Begin

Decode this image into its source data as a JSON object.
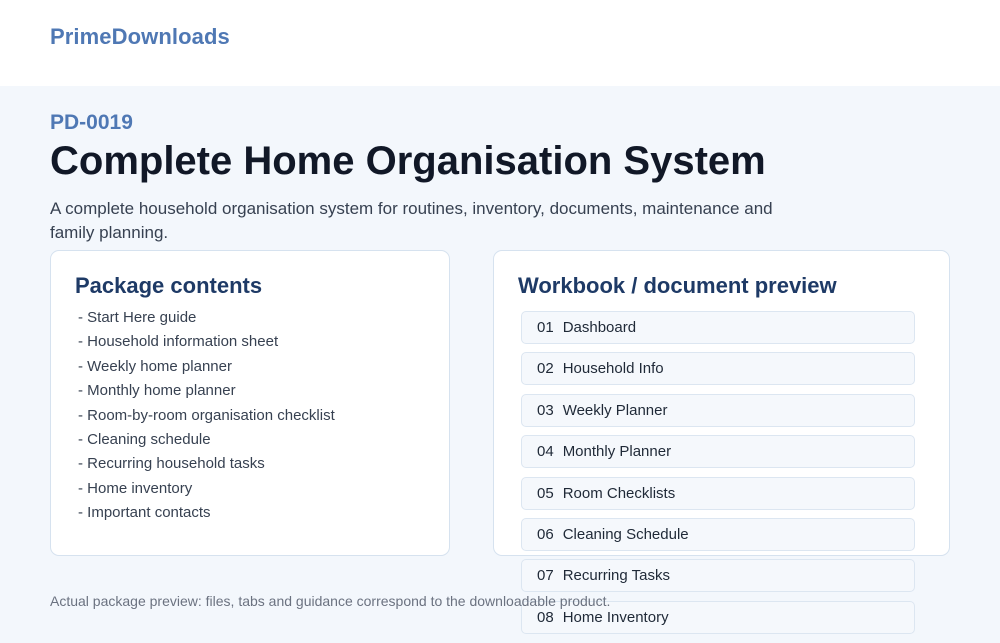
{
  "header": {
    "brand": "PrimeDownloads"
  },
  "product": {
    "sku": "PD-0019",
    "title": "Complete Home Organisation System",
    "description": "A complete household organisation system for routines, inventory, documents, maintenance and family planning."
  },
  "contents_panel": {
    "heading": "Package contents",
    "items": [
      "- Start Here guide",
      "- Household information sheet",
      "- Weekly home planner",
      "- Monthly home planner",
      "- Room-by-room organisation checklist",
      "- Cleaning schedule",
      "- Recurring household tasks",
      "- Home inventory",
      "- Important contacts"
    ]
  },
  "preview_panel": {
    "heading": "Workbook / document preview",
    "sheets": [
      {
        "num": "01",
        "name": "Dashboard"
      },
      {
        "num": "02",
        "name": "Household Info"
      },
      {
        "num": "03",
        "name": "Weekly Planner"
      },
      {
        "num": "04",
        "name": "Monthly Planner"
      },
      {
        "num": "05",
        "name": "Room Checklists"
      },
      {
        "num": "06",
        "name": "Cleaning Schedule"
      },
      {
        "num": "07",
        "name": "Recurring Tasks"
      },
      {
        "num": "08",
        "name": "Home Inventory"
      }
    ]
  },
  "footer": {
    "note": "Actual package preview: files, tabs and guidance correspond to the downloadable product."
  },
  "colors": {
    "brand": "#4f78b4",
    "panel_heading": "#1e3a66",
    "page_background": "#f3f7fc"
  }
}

End
Begin

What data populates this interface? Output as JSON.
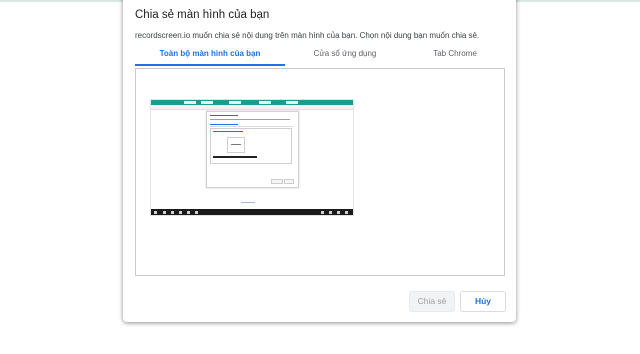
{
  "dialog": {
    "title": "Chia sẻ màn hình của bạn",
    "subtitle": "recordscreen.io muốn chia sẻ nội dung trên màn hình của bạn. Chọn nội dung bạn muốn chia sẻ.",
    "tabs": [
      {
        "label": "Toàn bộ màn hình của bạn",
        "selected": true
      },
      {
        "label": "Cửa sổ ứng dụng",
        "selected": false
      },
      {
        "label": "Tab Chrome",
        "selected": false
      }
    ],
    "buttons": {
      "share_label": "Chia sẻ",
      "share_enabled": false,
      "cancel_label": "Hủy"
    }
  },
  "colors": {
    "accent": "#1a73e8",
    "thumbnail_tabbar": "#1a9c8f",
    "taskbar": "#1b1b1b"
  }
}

End

**INSTRUCTIONS FOR THE TASK**. Pick out each line containing the string "Weekly" and copy it.

**EXERCISE SOLUTION**.
      "- Weekly home planner",
        "name": "Weekly Planner"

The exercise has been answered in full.